begin Available records

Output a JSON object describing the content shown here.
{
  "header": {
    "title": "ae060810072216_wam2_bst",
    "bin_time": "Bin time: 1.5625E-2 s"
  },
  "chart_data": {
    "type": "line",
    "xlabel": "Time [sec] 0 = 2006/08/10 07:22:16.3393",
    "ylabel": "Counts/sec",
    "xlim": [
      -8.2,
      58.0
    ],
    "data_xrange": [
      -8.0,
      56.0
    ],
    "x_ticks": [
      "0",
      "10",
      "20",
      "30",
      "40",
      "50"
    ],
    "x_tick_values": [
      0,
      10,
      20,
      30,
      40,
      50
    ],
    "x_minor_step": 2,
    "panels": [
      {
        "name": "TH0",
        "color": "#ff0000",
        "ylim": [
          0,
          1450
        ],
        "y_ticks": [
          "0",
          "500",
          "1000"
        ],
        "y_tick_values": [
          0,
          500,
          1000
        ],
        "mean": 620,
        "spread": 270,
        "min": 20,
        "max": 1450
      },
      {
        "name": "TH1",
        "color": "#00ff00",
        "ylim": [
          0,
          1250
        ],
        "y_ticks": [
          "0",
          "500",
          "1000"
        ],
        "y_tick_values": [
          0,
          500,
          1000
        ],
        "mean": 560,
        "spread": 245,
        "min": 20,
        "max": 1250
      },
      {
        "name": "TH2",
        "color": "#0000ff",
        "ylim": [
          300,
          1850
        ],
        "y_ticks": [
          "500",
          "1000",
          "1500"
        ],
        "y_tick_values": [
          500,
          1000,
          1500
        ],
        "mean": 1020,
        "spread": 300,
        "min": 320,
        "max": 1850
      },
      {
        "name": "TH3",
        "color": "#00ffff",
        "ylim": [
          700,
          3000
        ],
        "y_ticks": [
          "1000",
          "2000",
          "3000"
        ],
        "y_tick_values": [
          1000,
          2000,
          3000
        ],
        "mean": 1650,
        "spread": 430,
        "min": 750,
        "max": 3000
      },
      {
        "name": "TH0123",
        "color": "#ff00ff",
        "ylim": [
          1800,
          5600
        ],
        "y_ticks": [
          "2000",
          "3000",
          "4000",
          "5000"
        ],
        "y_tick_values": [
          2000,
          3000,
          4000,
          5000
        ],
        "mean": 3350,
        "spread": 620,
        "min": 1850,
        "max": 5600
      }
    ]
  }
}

end Available records

• What the task asks: Among the lines of the material, find those that hold the word "name" and copy them.

• Task result:
        "name": "TH0",
        "name": "TH1",
        "name": "TH2",
        "name": "TH3",
        "name": "TH0123",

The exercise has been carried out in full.